Work instructions:
Identify all lines below that hold "sebességet" and collect them.

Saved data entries
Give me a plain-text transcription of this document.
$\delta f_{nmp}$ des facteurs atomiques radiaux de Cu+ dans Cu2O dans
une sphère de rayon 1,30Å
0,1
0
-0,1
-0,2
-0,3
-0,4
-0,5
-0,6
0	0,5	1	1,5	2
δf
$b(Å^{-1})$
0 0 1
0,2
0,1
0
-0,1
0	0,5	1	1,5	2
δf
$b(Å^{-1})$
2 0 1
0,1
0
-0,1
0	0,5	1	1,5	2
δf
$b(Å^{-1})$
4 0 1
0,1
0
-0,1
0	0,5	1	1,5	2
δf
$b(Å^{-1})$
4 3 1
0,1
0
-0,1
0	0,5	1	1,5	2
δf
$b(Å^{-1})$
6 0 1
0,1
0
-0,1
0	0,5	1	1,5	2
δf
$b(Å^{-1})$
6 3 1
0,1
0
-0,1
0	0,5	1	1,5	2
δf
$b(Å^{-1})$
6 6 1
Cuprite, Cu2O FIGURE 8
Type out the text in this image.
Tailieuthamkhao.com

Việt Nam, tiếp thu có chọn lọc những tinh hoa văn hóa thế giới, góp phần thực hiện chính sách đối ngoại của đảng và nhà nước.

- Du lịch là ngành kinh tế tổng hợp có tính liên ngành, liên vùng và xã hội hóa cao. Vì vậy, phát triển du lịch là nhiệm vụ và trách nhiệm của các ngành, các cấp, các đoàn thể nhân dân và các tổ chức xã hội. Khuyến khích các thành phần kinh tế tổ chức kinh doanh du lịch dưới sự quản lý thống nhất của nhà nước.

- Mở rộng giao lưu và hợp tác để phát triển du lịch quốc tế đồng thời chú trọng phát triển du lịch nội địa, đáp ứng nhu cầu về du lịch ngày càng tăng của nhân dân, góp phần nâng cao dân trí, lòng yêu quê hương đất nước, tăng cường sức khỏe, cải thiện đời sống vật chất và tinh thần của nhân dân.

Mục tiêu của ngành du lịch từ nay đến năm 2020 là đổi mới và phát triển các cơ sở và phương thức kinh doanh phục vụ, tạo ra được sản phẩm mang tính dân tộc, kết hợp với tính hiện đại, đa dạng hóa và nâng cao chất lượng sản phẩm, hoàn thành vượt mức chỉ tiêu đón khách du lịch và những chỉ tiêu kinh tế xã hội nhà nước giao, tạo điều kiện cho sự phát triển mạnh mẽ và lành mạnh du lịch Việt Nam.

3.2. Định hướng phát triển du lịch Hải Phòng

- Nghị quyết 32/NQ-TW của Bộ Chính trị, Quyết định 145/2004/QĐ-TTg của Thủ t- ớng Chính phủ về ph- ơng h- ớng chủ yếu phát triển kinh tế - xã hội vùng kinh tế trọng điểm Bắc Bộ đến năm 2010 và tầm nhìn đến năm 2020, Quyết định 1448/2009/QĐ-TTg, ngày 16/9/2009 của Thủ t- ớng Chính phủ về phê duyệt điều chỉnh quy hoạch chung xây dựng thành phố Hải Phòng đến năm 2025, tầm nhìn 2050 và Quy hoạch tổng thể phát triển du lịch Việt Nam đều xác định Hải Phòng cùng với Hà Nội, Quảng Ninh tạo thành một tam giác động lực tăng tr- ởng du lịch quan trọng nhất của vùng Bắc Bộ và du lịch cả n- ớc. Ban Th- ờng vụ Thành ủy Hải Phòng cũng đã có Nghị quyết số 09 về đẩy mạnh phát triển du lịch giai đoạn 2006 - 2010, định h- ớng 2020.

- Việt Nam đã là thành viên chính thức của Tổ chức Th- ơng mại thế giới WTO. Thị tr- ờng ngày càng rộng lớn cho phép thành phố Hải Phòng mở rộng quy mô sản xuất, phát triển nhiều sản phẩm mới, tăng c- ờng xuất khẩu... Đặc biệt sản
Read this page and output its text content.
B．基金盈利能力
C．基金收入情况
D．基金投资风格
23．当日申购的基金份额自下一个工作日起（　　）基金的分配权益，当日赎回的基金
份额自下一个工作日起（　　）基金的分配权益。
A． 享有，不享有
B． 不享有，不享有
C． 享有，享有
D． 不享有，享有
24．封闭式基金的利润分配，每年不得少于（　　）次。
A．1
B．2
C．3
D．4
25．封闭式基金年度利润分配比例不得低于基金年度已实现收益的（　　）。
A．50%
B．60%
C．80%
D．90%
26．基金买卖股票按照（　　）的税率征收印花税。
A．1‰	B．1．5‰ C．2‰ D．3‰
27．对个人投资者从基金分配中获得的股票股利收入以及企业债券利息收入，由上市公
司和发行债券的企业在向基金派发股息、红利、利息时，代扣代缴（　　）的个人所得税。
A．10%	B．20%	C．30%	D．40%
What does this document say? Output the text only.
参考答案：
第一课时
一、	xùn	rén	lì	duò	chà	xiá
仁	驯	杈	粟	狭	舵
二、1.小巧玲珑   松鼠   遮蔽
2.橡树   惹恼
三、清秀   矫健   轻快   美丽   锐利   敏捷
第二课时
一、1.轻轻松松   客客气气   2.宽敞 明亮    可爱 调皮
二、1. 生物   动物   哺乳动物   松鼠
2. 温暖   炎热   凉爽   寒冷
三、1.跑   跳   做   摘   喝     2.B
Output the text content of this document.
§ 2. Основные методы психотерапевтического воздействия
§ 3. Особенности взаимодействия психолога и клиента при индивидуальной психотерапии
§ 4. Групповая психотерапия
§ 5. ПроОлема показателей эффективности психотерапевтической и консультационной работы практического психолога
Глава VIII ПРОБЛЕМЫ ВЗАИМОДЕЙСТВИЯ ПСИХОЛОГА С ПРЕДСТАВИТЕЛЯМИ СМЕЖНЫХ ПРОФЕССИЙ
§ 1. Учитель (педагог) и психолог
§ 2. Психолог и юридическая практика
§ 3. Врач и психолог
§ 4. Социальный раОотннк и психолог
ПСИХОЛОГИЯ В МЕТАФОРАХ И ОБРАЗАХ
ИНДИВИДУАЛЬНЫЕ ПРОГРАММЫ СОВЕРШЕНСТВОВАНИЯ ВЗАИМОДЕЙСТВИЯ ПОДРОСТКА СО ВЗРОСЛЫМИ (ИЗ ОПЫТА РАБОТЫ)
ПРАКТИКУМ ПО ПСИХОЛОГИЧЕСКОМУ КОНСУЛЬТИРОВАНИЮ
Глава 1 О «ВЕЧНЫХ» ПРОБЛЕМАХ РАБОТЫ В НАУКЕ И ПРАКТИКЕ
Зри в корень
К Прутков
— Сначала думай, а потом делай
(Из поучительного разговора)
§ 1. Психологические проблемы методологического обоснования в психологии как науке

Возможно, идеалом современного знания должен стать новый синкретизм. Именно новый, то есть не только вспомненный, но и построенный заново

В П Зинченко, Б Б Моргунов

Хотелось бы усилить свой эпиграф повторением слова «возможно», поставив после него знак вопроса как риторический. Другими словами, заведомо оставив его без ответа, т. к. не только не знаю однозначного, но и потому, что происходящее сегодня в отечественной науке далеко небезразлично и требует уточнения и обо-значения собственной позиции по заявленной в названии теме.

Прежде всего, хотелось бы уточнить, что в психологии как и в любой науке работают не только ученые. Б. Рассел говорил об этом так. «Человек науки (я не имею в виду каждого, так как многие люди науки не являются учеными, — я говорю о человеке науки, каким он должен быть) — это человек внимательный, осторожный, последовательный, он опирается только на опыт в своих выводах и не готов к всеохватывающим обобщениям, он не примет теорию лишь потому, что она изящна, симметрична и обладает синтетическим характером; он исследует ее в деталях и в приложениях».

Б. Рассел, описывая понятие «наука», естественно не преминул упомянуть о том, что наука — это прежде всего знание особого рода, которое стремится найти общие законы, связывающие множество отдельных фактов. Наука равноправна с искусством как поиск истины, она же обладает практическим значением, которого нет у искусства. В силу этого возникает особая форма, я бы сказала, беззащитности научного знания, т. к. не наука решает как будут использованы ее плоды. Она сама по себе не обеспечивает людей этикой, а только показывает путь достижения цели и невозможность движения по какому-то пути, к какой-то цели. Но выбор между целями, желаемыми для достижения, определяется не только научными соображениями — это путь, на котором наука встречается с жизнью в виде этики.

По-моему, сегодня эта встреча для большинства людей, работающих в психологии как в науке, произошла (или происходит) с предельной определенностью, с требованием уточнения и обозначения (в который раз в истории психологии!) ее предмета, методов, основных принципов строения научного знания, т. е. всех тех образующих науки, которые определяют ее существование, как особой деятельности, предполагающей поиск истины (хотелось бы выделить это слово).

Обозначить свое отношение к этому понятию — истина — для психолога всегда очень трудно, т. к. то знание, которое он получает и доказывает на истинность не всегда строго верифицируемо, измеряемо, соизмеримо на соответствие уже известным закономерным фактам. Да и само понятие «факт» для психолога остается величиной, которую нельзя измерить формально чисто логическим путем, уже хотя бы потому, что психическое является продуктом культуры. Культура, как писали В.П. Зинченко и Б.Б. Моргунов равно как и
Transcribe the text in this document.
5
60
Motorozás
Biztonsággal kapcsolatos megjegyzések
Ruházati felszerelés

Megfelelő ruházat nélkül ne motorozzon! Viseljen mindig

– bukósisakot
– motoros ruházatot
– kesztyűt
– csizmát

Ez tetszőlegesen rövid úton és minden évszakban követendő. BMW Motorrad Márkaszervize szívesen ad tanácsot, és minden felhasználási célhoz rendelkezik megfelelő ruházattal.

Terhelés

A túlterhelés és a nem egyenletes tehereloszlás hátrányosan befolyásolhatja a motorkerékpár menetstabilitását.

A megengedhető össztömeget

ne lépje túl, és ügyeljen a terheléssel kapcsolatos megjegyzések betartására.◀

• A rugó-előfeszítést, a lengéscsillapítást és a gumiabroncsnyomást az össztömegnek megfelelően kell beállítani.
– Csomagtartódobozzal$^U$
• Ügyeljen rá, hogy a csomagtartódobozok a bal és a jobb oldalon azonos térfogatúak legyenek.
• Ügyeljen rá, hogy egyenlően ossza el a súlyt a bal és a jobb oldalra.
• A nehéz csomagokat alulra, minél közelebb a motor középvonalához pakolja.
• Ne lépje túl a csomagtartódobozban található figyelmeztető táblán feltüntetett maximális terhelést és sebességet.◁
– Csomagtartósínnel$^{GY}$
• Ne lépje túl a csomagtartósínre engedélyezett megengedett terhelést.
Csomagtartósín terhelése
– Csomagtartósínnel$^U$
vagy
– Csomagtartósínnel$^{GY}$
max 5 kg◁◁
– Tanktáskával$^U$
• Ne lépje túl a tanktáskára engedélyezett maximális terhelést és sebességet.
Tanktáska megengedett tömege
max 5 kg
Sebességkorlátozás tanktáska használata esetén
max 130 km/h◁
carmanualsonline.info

The reply:
• Ne lépje túl a csomagtartódobozban található figyelmeztető táblán feltüntetett maximális terhelést és sebességet.◁
• Ne lépje túl a tanktáskára engedélyezett maximális terhelést és sebességet.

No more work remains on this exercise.